[Image-based layout entries]
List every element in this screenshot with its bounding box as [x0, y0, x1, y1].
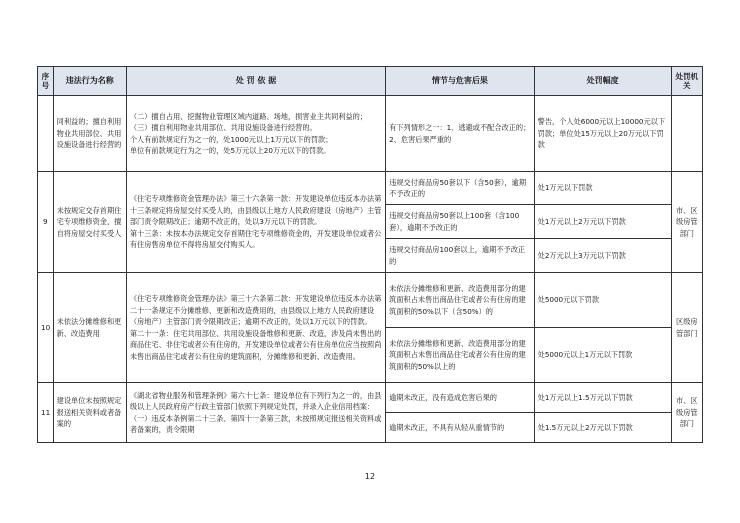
- basis-cell: [126, 273, 385, 383]
- basis-line: （二）擅自占用、挖掘物业管理区域内道路、场地，损害业主共同利益的；: [129, 111, 368, 121]
- row-no: 10: [38, 273, 54, 383]
- act-cell: 未按规定交存首期住宅专项维修资金，擅自将房屋交付买受人: [53, 172, 126, 273]
- basis-line: 个人有前款规定行为之一的，处1000元以上1万元以下的罚款；: [129, 134, 333, 144]
- range-cell: 处5000元以上1万元以下罚款: [534, 328, 671, 383]
- header-circumstance: 情节与危害后果: [386, 67, 534, 96]
- header-no: 序号: [38, 67, 54, 96]
- row-no: 11: [38, 383, 54, 443]
- circumstance-cell: 违规交付商品房50套以下（含50套），逾期不予改正的: [386, 172, 534, 205]
- penalty-table: [37, 66, 703, 443]
- organ-cell: 市、区级房管部门: [671, 383, 702, 443]
- basis-line: 《住宅专项维修资金管理办法》第三十六条第一款：开发建设单位违反本办法第十三条规定将房屋交付买受人的，由县级以上地方人民政府建设（房地产）主管部门责令限期改正；逾期不改正的，处以3万元以下的罚款。: [129, 194, 382, 227]
- basis-line: （三）擅自利用物业共用部位、共用设施设备进行经营的。: [129, 123, 317, 132]
- table-header-row: [38, 67, 703, 96]
- table-row: [38, 172, 703, 205]
- act-cell: 建设单位未按照规定报送相关资料或者备案的: [53, 383, 126, 443]
- basis-line: 第十三条：未按本办法规定交存首期住宅专项维修资金的，开发建设单位或者公有住房售房单位不得将房屋交付购买人。: [129, 228, 382, 250]
- circumstance-cell: 未依法分摊维修和更新、改造费用部分的建筑面积占未售出商品住宅或者公有住房的建筑面积的50%以下（含50%）的: [386, 273, 534, 328]
- basis-cell: [126, 172, 385, 273]
- range-cell: 处5000元以下罚款: [534, 273, 671, 328]
- header-act: 违法行为名称: [53, 67, 126, 96]
- organ-cell: 区级房管部门: [671, 273, 702, 383]
- basis-line: 第二十一条：住宅共用部位、共用设施设备维修和更新、改造，涉及尚未售出的商品住宅、非住宅或者公有住房的，开发建设单位或者公有住房单位应当按照尚未售出商品住宅或者公有住房的建筑面积，分摊维修和更新、改造费用。: [129, 328, 382, 361]
- organ-cell: [671, 96, 702, 172]
- row-no: [38, 96, 54, 172]
- range-cell: 处2万元以上3万元以下罚款: [534, 239, 671, 273]
- header-range: 处罚幅度: [534, 67, 671, 96]
- page-number: 12: [364, 472, 376, 481]
- basis-line: 单位有前款规定行为之一的，处5万元以上20万元以下的罚款。: [129, 146, 331, 155]
- act-cell: 未依法分摊维修和更新、改造费用: [53, 273, 126, 383]
- row-no: 9: [38, 172, 54, 273]
- basis-cell: 《湖北省物业服务和管理条例》第六十七条：建设单位有下列行为之一的，由县级以上人民政府房产行政主管部门依照下列规定处罚，并录入企业信用档案：（一）违反本条例第二十三条、第四十一条第三款，未按照规定报送相关资料或者备案的，责令限期: [126, 383, 385, 443]
- organ-cell: 市、区级房管部门: [671, 172, 702, 273]
- table-row: [38, 383, 703, 413]
- basis-cell: [126, 96, 385, 172]
- circumstance-cell: 未依法分摊维修和更新、改造费用部分的建筑面积占未售出商品住宅或者公有住房的建筑面积的50%以上的: [386, 328, 534, 383]
- table-row: [38, 273, 703, 328]
- circumstance-cell: 违规交付商品房100套以上，逾期不予改正的: [386, 239, 534, 273]
- range-cell: 警告，个人处6000元以上10000元以下罚款；单位处15万元以上20万元以下罚款: [534, 96, 671, 172]
- circumstance-cell: 逾期未改正，没有造成危害后果的: [386, 383, 534, 413]
- circumstance-cell: 违规交付商品房50套以上100套（含100套），逾期不予改正的: [386, 205, 534, 239]
- range-cell: 处1万元以下罚款: [534, 172, 671, 205]
- circumstance-cell: 有下列情形之一：1、逃避或不配合改正的；2、危害后果严重的: [386, 96, 534, 172]
- basis-line: 《住宅专项维修资金管理办法》第三十六条第二款：开发建设单位违反本办法第二十一条规定不分摊维修、更新和改造费用的，由县级以上地方人民政府建设（房地产）主管部门责令限期改正；逾期不改正的，处以1万元以下的罚款。: [129, 294, 382, 326]
- circumstance-cell: 逾期未改正，不具有从轻从重情节的: [386, 413, 534, 443]
- range-cell: 处1万元以上1.5万元以下罚款: [534, 383, 671, 413]
- table-row: [38, 96, 703, 172]
- act-cell: 同利益的；擅自利用物业共用部位、共用设施设备进行经营的: [53, 96, 126, 172]
- range-cell: 处1万元以上2万元以下罚款: [534, 205, 671, 239]
- range-cell: 处1.5万元以上2万元以下罚款: [534, 413, 671, 443]
- header-organ: 处罚机关: [671, 67, 702, 96]
- header-basis: 处 罚 依 据: [126, 67, 385, 96]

Stated problem: Select each line in the records above that contains the string "擅自利用物业共用部位". Case counts.

Reply to the task:
- basis-line: （三）擅自利用物业共用部位、共用设施设备进行经营的。: [129, 123, 317, 132]
- act-cell: 同利益的；擅自利用物业共用部位、共用设施设备进行经营的: [53, 96, 126, 172]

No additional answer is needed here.